Instruction ->
For each line in the data below that holds "المؤسسة", return a copy.

Data entries:
** begin **
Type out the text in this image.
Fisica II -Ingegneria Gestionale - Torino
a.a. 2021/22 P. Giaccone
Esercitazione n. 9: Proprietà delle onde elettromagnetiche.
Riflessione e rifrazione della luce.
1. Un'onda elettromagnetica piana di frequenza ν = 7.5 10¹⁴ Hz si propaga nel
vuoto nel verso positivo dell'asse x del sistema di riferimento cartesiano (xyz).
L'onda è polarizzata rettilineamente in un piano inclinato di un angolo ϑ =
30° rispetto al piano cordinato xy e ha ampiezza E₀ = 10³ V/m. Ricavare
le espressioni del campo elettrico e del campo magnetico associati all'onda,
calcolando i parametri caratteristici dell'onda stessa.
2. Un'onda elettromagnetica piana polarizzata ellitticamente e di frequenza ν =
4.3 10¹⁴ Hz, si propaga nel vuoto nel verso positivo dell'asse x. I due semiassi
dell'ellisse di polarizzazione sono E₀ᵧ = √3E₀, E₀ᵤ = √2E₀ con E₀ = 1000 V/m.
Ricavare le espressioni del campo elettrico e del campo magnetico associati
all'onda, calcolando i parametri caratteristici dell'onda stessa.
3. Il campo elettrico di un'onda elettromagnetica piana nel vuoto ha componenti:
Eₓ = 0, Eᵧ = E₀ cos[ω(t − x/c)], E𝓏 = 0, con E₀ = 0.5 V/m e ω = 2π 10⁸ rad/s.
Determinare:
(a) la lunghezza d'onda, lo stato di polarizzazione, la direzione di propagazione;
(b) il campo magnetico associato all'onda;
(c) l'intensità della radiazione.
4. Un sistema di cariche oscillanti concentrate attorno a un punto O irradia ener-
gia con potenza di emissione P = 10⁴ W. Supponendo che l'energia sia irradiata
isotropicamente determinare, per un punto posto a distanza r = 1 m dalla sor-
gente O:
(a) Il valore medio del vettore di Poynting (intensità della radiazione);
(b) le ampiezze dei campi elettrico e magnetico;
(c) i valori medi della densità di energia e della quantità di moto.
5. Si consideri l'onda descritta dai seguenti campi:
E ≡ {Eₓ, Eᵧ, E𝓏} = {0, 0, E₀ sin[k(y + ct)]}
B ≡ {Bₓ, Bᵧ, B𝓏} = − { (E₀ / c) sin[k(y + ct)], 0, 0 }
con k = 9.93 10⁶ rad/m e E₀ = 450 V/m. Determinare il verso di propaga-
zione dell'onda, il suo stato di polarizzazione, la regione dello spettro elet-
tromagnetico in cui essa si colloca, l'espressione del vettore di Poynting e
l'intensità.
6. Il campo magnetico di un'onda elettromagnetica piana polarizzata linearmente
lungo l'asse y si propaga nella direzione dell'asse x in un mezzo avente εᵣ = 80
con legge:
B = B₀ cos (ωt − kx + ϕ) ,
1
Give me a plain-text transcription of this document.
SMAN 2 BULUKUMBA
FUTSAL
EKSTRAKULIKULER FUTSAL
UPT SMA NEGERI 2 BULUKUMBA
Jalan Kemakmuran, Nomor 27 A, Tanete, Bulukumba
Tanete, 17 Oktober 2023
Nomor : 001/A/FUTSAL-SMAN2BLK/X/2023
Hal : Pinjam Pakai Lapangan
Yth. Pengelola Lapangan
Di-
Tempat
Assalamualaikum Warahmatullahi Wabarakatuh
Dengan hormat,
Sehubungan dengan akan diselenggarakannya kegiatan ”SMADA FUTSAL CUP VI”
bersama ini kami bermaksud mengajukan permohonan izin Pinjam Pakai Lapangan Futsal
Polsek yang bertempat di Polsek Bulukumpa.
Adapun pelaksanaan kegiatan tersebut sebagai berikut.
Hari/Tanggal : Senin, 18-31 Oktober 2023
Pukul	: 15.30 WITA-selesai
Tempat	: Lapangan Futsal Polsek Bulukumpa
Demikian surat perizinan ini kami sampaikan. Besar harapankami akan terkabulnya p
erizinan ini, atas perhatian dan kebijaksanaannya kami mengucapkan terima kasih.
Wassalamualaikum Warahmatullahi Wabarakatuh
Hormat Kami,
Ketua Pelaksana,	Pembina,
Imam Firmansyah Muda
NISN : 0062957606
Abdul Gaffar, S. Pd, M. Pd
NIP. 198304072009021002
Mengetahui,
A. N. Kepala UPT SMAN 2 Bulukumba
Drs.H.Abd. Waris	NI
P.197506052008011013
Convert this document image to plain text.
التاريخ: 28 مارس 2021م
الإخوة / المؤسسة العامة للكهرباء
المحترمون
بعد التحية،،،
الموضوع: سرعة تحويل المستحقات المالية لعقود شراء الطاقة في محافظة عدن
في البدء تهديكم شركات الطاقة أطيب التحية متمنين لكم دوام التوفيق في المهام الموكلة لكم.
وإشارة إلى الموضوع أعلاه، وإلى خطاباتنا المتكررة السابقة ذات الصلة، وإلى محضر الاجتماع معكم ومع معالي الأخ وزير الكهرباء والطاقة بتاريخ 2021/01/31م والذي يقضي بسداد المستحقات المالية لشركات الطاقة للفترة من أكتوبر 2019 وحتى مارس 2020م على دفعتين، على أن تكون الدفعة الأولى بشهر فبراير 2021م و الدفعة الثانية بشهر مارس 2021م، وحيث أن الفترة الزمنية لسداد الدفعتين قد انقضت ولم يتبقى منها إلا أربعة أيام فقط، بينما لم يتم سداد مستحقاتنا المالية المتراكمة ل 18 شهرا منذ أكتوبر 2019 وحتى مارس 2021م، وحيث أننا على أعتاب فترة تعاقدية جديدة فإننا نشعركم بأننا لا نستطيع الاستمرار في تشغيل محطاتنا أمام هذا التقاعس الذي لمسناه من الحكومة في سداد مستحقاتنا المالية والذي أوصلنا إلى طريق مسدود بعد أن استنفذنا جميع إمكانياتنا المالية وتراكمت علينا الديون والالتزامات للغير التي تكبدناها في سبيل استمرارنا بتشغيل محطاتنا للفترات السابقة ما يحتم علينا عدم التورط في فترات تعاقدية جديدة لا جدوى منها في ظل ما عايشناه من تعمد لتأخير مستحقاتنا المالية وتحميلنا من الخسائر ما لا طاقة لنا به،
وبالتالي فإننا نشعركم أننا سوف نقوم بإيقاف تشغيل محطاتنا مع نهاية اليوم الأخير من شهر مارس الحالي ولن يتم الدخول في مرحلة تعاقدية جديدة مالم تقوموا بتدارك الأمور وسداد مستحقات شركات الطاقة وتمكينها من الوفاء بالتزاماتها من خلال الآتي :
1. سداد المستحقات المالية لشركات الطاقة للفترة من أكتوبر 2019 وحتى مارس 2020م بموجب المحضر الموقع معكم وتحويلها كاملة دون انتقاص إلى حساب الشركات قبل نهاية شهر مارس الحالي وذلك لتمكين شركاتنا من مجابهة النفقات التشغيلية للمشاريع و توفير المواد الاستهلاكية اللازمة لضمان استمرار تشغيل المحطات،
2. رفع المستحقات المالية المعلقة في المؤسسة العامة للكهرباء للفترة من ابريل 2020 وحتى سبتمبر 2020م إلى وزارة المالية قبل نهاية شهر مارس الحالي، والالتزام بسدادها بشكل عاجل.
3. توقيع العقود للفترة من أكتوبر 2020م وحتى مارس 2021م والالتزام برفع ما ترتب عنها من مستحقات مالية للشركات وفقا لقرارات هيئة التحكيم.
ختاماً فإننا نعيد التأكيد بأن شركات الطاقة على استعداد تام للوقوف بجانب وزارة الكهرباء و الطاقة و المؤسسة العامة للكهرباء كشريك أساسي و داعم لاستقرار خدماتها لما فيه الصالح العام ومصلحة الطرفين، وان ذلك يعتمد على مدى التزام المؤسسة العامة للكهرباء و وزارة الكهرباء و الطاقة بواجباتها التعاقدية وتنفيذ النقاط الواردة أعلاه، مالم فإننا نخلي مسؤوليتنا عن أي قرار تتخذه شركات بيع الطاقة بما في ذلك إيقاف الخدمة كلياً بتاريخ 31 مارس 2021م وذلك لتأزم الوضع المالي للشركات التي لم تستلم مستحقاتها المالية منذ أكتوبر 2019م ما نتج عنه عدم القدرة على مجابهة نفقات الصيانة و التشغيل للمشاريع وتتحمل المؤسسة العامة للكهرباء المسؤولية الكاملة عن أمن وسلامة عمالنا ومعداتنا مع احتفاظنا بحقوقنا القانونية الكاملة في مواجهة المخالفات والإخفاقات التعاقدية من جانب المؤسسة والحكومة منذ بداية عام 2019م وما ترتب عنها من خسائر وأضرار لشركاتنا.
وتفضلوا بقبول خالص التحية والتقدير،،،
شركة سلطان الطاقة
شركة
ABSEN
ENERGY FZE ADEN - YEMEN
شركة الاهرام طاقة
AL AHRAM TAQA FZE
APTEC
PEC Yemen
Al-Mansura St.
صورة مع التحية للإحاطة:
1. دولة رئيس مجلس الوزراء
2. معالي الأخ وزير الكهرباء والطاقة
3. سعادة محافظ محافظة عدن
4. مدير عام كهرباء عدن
** end **
The response ->
الإخوة / المؤسسة العامة للكهرباء
2. رفع المستحقات المالية المعلقة في المؤسسة العامة للكهرباء للفترة من ابريل 2020 وحتى سبتمبر 2020م إلى وزارة المالية قبل نهاية شهر مارس الحالي، والالتزام بسدادها بشكل عاجل.
ختاماً فإننا نعيد التأكيد بأن شركات الطاقة على استعداد تام للوقوف بجانب وزارة الكهرباء و الطاقة و المؤسسة العامة للكهرباء كشريك أساسي و داعم لاستقرار خدماتها لما فيه الصالح العام ومصلحة الطرفين، وان ذلك يعتمد على مدى التزام المؤسسة العامة للكهرباء و وزارة الكهرباء و الطاقة بواجباتها التعاقدية وتنفيذ النقاط الواردة أعلاه، مالم فإننا نخلي مسؤوليتنا عن أي قرار تتخذه شركات بيع الطاقة بما في ذلك إيقاف الخدمة كلياً بتاريخ 31 مارس 2021م وذلك لتأزم الوضع المالي للشركات التي لم تستلم مستحقاتها المالية منذ أكتوبر 2019م ما نتج عنه عدم القدرة على مجابهة نفقات الصيانة و التشغيل للمشاريع وتتحمل المؤسسة العامة للكهرباء المسؤولية الكاملة عن أمن وسلامة عمالنا ومعداتنا مع احتفاظنا بحقوقنا القانونية الكاملة في مواجهة المخالفات والإخفاقات التعاقدية من جانب المؤسسة والحكومة منذ بداية عام 2019م وما ترتب عنها من خسائر وأضرار لشركاتنا.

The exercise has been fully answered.